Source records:
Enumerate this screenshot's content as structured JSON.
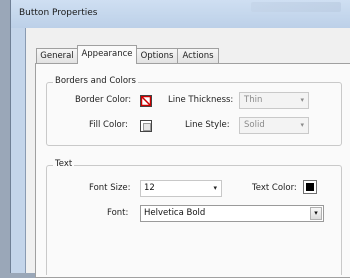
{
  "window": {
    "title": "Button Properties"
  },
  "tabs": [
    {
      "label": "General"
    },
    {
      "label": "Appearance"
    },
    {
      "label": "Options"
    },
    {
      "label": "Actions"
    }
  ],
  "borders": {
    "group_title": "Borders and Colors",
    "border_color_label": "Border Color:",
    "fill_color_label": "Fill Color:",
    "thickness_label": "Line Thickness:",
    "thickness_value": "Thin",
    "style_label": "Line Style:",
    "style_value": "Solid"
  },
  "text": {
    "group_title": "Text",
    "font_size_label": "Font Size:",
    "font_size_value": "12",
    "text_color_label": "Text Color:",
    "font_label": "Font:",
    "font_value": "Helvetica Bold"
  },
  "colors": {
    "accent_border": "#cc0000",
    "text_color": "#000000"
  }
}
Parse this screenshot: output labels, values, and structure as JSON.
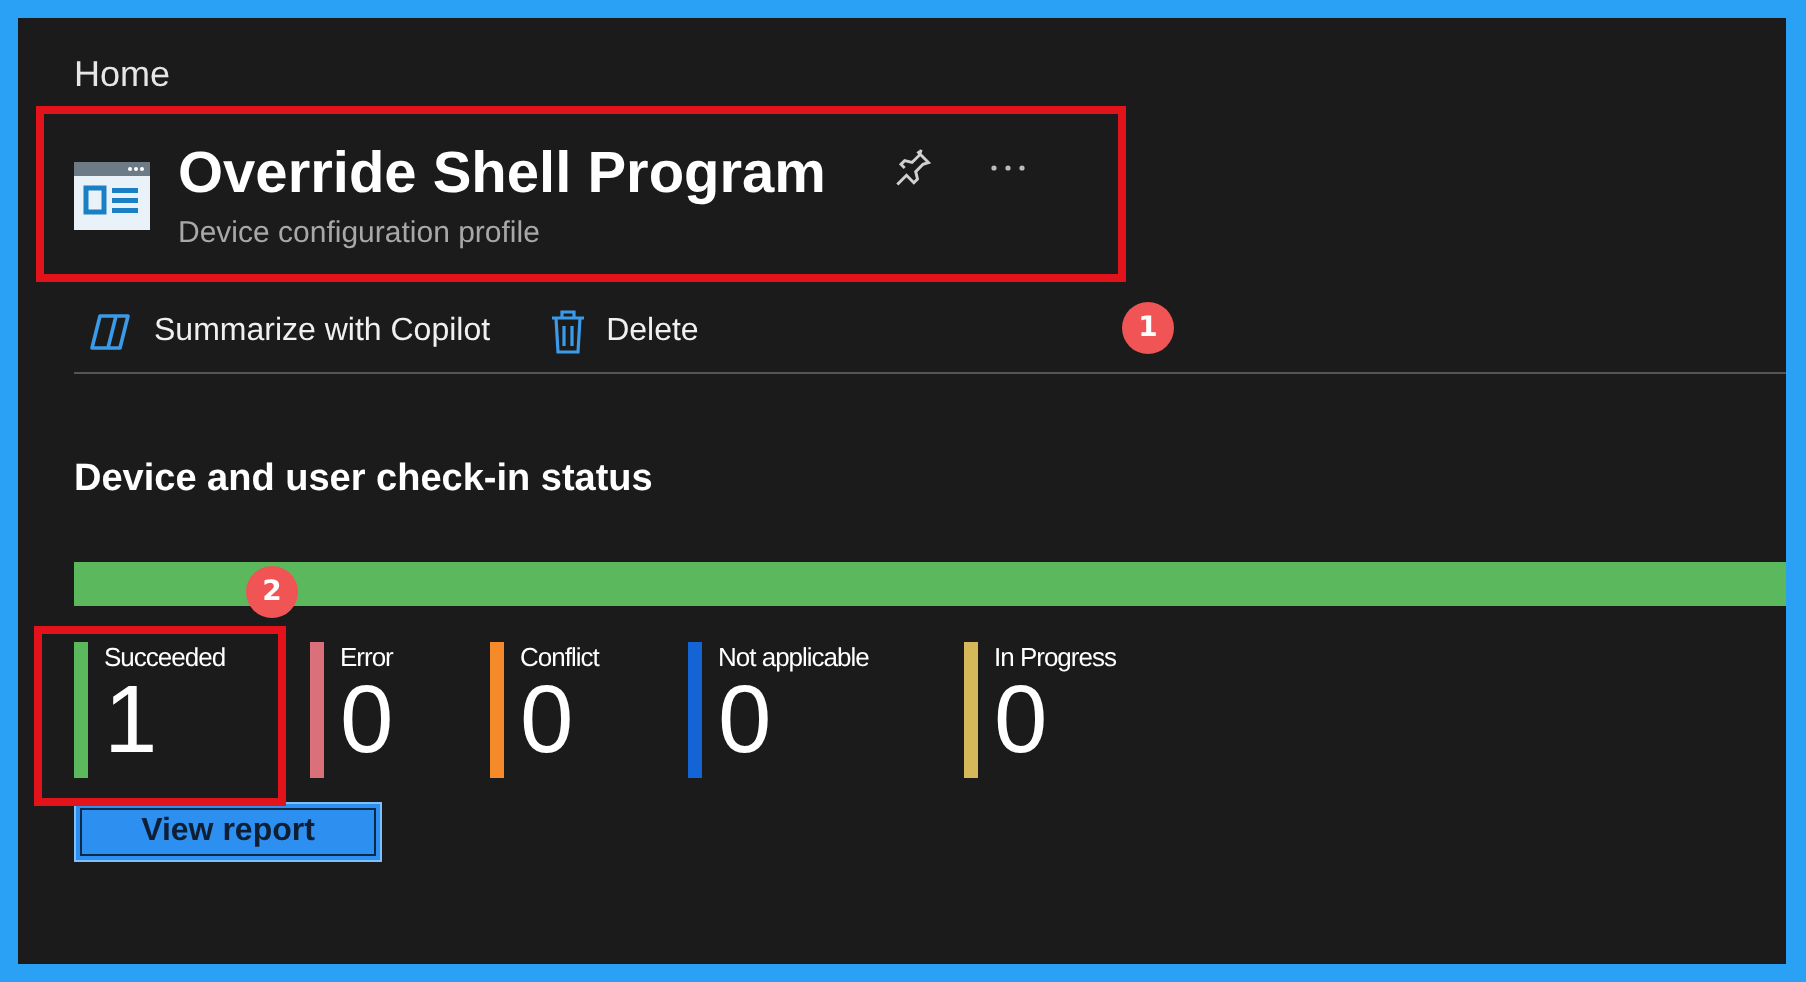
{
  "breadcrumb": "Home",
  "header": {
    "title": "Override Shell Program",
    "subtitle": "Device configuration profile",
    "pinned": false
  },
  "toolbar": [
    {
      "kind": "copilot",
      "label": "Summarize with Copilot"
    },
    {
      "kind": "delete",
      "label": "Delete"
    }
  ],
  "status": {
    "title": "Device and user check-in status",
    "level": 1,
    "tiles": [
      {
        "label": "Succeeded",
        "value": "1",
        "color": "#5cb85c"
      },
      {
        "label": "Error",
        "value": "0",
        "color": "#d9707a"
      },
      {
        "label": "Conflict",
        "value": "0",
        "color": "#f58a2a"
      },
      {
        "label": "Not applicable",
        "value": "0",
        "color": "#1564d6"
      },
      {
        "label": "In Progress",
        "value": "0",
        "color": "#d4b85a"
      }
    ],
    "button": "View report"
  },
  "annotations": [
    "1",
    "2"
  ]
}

### TASK DETAILS:
Every entry should be returned exactly as written, minus the pictures.

### SOLVED EXERCISE:
Enumerate this screenshot's content as structured JSON.
{
  "window": {
    "title": "Button Properties"
  },
  "tabs": [
    {
      "label": "General"
    },
    {
      "label": "Appearance"
    },
    {
      "label": "Options"
    },
    {
      "label": "Actions"
    }
  ],
  "borders": {
    "group_title": "Borders and Colors",
    "border_color_label": "Border Color:",
    "fill_color_label": "Fill Color:",
    "thickness_label": "Line Thickness:",
    "thickness_value": "Thin",
    "style_label": "Line Style:",
    "style_value": "Solid"
  },
  "text": {
    "group_title": "Text",
    "font_size_label": "Font Size:",
    "font_size_value": "12",
    "text_color_label": "Text Color:",
    "font_label": "Font:",
    "font_value": "Helvetica Bold"
  },
  "colors": {
    "accent_border": "#cc0000",
    "text_color": "#000000"
  }
}
Parse this screenshot: output labels, values, and structure as JSON.
{
  "breadcrumb": "Home",
  "header": {
    "title": "Override Shell Program",
    "subtitle": "Device configuration profile",
    "pinned": false
  },
  "toolbar": [
    {
      "kind": "copilot",
      "label": "Summarize with Copilot"
    },
    {
      "kind": "delete",
      "label": "Delete"
    }
  ],
  "status": {
    "title": "Device and user check-in status",
    "level": 1,
    "tiles": [
      {
        "label": "Succeeded",
        "value": "1",
        "color": "#5cb85c"
      },
      {
        "label": "Error",
        "value": "0",
        "color": "#d9707a"
      },
      {
        "label": "Conflict",
        "value": "0",
        "color": "#f58a2a"
      },
      {
        "label": "Not applicable",
        "value": "0",
        "color": "#1564d6"
      },
      {
        "label": "In Progress",
        "value": "0",
        "color": "#d4b85a"
      }
    ],
    "button": "View report"
  },
  "annotations": [
    "1",
    "2"
  ]
}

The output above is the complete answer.